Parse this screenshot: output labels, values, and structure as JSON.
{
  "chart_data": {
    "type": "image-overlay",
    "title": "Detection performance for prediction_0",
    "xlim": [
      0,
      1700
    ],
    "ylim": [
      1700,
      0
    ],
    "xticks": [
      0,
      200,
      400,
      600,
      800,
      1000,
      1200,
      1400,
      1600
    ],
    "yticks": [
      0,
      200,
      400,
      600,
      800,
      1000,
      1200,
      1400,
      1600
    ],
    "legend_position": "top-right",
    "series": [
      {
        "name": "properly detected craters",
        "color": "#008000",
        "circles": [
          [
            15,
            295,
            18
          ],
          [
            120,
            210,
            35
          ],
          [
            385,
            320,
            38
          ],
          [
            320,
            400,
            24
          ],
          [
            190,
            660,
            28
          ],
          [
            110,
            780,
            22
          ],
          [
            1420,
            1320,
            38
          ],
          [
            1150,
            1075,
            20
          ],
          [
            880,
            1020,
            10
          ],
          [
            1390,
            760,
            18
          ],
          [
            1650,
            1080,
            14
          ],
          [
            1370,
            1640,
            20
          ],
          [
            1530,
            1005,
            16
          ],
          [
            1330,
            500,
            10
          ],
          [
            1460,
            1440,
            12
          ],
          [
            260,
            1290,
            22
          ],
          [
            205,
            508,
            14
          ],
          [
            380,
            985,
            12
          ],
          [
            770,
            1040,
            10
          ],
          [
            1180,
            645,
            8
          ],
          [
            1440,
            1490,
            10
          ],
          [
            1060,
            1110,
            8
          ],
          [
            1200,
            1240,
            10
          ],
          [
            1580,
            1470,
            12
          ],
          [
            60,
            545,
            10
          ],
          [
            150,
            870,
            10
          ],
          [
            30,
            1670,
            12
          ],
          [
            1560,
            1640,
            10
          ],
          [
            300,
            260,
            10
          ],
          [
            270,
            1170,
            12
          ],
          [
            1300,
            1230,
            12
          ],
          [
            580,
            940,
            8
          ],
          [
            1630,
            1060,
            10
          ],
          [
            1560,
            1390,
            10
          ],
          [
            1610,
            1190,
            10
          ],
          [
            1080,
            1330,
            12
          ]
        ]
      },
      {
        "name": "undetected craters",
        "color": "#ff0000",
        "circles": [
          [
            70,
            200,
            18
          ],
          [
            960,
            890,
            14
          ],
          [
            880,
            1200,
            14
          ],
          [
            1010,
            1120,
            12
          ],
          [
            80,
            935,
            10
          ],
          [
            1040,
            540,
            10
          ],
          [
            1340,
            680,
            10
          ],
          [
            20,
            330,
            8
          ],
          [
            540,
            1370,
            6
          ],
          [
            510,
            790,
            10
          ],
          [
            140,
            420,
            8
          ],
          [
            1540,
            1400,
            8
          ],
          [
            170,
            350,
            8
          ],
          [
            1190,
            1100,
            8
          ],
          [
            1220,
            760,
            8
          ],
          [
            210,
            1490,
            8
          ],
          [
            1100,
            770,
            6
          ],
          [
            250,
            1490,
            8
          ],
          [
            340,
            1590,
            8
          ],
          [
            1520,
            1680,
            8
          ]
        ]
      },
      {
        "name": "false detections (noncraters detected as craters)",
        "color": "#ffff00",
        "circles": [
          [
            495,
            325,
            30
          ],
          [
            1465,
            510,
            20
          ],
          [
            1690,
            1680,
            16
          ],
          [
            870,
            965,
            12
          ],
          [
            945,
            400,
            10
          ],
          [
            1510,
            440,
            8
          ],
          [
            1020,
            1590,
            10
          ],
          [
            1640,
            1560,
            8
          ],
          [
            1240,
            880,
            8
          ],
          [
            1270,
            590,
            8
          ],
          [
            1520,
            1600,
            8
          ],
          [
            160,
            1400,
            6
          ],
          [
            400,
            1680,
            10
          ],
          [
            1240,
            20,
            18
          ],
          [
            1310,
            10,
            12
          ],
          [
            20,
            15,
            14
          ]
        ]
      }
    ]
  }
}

_ _ _

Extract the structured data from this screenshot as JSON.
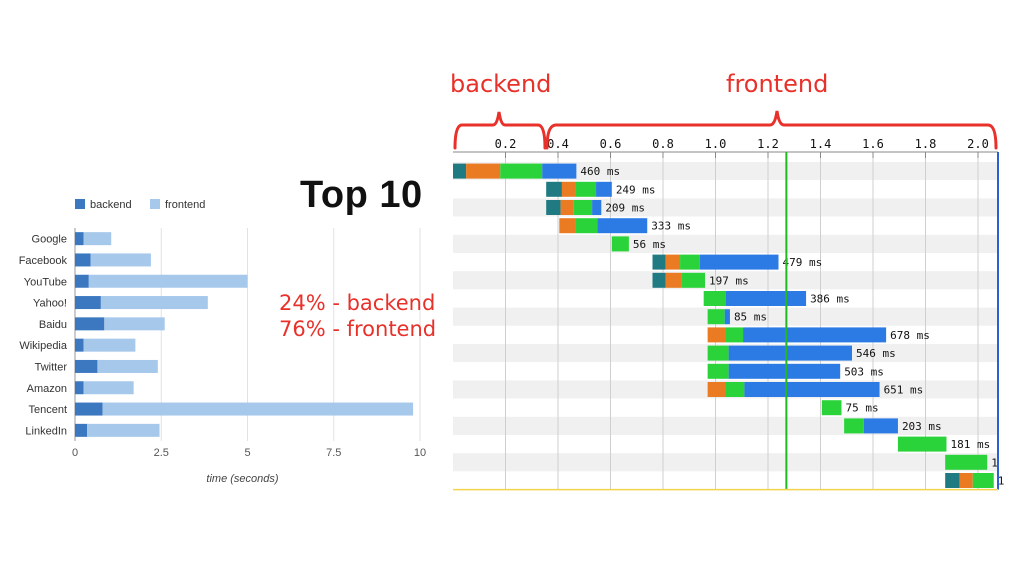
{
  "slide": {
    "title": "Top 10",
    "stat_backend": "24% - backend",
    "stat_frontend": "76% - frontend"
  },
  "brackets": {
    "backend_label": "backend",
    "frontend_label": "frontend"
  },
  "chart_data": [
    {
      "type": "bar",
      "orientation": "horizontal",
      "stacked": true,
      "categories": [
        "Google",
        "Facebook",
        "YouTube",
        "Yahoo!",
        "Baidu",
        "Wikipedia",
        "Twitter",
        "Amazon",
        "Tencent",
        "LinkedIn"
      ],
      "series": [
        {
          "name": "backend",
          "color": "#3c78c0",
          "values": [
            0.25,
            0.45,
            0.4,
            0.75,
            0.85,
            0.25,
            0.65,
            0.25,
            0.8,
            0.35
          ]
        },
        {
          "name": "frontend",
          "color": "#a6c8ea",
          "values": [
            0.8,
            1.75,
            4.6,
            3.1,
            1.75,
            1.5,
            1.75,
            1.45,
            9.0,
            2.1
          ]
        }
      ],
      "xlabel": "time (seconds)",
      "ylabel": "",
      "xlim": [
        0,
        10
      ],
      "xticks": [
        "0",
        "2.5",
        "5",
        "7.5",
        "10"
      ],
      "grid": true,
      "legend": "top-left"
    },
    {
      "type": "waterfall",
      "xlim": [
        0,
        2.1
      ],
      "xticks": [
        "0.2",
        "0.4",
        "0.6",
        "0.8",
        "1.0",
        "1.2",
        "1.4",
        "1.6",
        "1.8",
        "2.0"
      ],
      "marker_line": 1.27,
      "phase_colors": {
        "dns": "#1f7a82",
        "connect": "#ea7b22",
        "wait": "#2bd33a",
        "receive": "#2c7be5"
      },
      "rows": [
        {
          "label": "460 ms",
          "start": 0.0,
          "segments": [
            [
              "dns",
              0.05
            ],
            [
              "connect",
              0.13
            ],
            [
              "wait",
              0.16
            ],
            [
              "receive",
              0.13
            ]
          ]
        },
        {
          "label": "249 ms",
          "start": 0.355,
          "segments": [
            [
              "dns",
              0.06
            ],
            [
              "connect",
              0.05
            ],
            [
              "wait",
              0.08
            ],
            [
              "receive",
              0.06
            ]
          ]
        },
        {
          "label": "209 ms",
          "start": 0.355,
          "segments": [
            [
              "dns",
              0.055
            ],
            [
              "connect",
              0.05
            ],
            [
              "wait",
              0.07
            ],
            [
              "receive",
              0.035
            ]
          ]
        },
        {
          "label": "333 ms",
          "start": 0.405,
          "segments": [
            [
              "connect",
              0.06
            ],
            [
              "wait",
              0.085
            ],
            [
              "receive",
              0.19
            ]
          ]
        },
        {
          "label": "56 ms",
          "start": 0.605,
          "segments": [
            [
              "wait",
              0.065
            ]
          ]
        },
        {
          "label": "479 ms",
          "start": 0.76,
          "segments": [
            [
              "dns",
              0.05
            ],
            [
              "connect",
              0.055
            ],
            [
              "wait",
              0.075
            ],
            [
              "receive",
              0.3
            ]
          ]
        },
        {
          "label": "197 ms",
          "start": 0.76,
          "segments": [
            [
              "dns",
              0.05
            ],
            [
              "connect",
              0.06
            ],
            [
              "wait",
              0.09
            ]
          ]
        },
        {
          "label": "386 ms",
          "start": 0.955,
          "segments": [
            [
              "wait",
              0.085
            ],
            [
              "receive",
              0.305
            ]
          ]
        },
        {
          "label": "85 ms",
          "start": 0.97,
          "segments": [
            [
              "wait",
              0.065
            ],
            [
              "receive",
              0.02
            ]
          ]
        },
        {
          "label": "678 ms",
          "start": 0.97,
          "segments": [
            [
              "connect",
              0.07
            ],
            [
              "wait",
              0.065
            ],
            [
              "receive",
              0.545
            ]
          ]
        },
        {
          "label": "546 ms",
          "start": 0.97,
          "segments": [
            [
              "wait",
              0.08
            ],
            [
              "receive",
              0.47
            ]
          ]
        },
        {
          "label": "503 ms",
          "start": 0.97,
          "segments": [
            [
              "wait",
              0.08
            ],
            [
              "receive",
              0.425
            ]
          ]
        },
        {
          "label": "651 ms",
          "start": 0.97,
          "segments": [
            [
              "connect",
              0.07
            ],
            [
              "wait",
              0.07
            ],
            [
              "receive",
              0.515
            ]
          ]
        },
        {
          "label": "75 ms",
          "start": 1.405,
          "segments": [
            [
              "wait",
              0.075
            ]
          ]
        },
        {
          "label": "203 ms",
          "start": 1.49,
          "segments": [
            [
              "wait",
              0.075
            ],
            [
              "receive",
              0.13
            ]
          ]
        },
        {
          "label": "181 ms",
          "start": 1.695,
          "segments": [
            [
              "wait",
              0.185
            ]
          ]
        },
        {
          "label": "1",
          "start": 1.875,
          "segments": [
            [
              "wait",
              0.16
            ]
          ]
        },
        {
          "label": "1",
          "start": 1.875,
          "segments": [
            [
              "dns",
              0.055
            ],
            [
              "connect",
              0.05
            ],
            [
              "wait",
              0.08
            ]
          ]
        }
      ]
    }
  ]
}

_ _ _

Exercise aim ▸ Scan the material line by line and report each one that contains "craters".

Solution ▸
        "name": "properly detected craters",
        "name": "undetected craters",
        "name": "false detections (noncraters detected as craters)",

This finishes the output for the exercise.